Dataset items
= = = = = = =
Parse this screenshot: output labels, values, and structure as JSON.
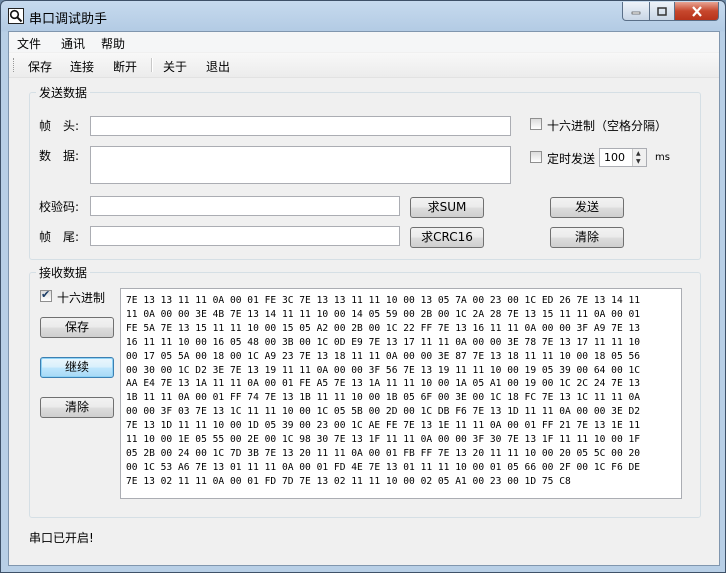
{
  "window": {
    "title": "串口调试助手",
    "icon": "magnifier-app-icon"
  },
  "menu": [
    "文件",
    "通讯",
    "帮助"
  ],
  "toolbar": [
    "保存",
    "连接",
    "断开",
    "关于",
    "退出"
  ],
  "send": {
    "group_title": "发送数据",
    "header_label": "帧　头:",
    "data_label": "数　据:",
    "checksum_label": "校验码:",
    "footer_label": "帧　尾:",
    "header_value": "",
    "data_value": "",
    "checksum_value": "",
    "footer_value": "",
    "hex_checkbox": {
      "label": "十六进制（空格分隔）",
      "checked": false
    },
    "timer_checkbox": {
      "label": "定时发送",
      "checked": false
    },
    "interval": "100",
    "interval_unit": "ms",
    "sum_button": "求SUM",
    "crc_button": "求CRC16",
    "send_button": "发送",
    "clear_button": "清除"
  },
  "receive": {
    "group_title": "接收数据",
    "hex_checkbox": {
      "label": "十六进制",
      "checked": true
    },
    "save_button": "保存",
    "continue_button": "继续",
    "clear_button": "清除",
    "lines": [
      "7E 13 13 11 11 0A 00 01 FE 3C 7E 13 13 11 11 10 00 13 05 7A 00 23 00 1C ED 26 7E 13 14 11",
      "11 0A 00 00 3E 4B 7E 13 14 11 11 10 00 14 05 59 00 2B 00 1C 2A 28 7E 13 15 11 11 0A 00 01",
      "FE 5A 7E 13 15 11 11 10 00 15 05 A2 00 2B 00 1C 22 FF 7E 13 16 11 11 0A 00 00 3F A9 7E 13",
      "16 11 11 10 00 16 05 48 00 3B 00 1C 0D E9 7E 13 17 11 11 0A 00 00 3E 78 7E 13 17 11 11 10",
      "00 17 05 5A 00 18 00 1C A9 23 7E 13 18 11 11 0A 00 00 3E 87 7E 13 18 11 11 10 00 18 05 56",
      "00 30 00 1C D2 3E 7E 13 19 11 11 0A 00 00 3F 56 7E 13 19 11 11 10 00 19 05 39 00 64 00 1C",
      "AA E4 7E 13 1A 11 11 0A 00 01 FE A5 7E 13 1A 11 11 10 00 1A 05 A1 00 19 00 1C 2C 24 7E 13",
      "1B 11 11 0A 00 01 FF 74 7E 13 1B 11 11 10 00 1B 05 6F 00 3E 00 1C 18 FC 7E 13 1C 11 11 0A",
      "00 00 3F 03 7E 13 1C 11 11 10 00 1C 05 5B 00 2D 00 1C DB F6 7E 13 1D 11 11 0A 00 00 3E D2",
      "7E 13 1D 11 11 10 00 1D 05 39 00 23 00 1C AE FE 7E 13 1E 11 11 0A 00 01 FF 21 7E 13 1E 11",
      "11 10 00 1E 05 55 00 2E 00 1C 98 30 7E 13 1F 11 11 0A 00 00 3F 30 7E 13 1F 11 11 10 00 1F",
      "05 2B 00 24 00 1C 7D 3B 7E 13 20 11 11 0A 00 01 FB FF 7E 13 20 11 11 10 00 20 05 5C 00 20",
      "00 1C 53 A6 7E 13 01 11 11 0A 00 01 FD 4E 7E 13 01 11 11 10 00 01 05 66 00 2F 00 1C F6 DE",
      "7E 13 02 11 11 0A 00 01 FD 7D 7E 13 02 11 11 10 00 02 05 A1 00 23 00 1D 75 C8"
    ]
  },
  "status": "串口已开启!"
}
= = = = = = =
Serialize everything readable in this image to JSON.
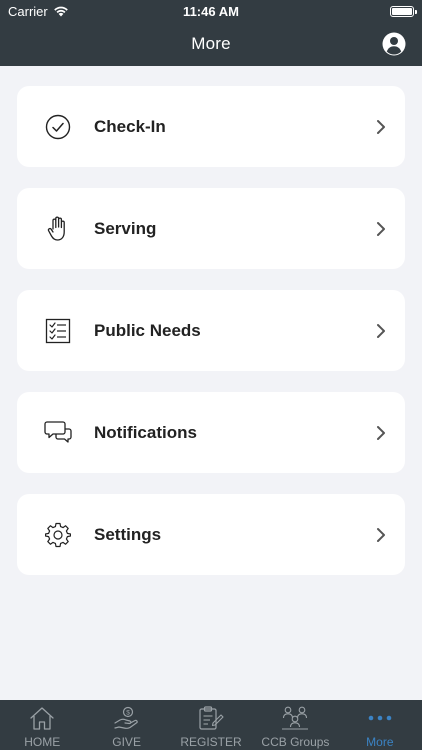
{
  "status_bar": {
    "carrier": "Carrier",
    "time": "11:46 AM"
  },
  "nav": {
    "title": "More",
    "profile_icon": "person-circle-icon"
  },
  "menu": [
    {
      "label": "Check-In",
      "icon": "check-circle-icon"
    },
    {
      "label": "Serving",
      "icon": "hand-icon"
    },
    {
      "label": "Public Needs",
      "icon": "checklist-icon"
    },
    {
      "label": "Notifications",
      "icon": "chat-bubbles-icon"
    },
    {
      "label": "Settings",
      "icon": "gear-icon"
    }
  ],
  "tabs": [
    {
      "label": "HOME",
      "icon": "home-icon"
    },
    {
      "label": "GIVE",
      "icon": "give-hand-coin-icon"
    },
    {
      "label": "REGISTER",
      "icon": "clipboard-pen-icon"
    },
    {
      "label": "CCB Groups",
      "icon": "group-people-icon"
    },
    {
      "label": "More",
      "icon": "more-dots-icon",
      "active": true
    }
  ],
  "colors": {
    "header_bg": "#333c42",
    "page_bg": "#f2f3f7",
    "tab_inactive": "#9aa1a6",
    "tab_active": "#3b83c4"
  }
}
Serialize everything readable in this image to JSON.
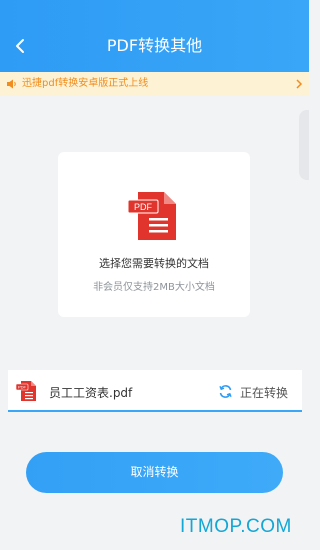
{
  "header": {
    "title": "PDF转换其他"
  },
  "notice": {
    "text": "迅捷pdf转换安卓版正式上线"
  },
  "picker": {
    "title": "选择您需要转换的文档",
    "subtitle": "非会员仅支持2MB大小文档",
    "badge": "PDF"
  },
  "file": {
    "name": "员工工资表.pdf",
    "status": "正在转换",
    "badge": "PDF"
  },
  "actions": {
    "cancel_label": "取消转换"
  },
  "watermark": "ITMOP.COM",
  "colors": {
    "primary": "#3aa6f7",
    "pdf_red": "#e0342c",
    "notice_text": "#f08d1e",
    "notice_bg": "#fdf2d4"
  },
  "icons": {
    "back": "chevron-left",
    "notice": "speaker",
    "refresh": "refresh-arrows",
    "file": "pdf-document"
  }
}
= = = = = = =
_SHORT EXERCISE_
Of the lines in the records, how many contain the word "circle"? Answer with the number and nothing else.

_PROBLEM SOLUTION_
2